Start TASK INPUTS

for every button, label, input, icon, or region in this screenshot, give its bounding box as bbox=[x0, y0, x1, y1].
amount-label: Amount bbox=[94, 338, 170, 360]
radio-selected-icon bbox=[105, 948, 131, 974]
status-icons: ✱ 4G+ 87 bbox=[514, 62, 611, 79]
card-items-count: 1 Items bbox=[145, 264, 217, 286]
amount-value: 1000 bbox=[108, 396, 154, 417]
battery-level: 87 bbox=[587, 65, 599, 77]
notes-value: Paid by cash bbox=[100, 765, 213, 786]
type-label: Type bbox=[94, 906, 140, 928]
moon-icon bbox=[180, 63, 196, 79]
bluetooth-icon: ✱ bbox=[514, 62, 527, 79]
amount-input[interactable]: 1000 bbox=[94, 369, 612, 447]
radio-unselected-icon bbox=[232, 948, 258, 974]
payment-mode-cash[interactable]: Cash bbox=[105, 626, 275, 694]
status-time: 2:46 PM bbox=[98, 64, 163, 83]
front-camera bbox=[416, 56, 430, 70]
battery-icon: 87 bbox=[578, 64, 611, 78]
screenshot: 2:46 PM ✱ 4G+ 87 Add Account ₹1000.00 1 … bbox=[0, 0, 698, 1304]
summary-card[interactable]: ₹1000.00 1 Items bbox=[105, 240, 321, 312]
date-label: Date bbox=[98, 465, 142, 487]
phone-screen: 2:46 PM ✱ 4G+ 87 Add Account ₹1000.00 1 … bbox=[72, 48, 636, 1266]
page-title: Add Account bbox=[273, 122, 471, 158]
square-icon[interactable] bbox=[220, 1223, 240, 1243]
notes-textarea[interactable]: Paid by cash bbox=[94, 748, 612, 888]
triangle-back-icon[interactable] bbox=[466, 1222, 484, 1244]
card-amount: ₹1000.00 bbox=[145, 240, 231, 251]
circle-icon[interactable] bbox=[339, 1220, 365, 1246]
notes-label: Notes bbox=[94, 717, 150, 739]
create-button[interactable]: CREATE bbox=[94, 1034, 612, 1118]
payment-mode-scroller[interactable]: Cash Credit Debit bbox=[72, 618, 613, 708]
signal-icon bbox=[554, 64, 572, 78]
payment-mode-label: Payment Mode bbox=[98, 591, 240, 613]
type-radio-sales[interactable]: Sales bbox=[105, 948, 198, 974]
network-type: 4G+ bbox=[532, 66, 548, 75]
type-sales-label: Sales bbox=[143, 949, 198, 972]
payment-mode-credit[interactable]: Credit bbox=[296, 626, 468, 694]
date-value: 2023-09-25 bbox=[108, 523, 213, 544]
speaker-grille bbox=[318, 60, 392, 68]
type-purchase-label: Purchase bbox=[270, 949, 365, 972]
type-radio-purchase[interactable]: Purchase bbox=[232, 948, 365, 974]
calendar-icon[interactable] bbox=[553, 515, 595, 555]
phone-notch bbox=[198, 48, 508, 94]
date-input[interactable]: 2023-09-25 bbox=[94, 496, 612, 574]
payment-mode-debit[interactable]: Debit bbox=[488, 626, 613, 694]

End TASK INPUTS

▶ DIRECTION: Reproduce the material above in full, substituting "Paid in full" for every occurrence of "Paid by cash" and leaving everything else as it is.

▶ SOLUTION TO THIS PROBLEM:
for every button, label, input, icon, or region in this screenshot, give its bounding box as bbox=[x0, y0, x1, y1].
amount-label: Amount bbox=[94, 338, 170, 360]
radio-selected-icon bbox=[105, 948, 131, 974]
status-icons: ✱ 4G+ 87 bbox=[514, 62, 611, 79]
card-items-count: 1 Items bbox=[145, 264, 217, 286]
amount-value: 1000 bbox=[108, 396, 154, 417]
battery-level: 87 bbox=[587, 65, 599, 77]
notes-value: Paid in full bbox=[100, 765, 213, 786]
type-label: Type bbox=[94, 906, 140, 928]
moon-icon bbox=[180, 63, 196, 79]
bluetooth-icon: ✱ bbox=[514, 62, 527, 79]
amount-input[interactable]: 1000 bbox=[94, 369, 612, 447]
radio-unselected-icon bbox=[232, 948, 258, 974]
payment-mode-cash[interactable]: Cash bbox=[105, 626, 275, 694]
status-time: 2:46 PM bbox=[98, 64, 163, 83]
front-camera bbox=[416, 56, 430, 70]
battery-icon: 87 bbox=[578, 64, 611, 78]
screenshot: 2:46 PM ✱ 4G+ 87 Add Account ₹1000.00 1 … bbox=[0, 0, 698, 1304]
summary-card[interactable]: ₹1000.00 1 Items bbox=[105, 240, 321, 312]
date-label: Date bbox=[98, 465, 142, 487]
phone-screen: 2:46 PM ✱ 4G+ 87 Add Account ₹1000.00 1 … bbox=[72, 48, 636, 1266]
page-title: Add Account bbox=[273, 122, 471, 158]
square-icon[interactable] bbox=[220, 1223, 240, 1243]
notes-textarea[interactable]: Paid in full bbox=[94, 748, 612, 888]
triangle-back-icon[interactable] bbox=[466, 1222, 484, 1244]
card-amount: ₹1000.00 bbox=[145, 240, 231, 251]
circle-icon[interactable] bbox=[339, 1220, 365, 1246]
notes-label: Notes bbox=[94, 717, 150, 739]
create-button[interactable]: CREATE bbox=[94, 1034, 612, 1118]
payment-mode-scroller[interactable]: Cash Credit Debit bbox=[72, 618, 613, 708]
signal-icon bbox=[554, 64, 572, 78]
payment-mode-label: Payment Mode bbox=[98, 591, 240, 613]
type-radio-sales[interactable]: Sales bbox=[105, 948, 198, 974]
network-type: 4G+ bbox=[532, 66, 548, 75]
type-sales-label: Sales bbox=[143, 949, 198, 972]
payment-mode-credit[interactable]: Credit bbox=[296, 626, 468, 694]
date-value: 2023-09-25 bbox=[108, 523, 213, 544]
speaker-grille bbox=[318, 60, 392, 68]
type-purchase-label: Purchase bbox=[270, 949, 365, 972]
type-radio-purchase[interactable]: Purchase bbox=[232, 948, 365, 974]
calendar-icon[interactable] bbox=[553, 515, 595, 555]
phone-notch bbox=[198, 48, 508, 94]
date-input[interactable]: 2023-09-25 bbox=[94, 496, 612, 574]
payment-mode-debit[interactable]: Debit bbox=[488, 626, 613, 694]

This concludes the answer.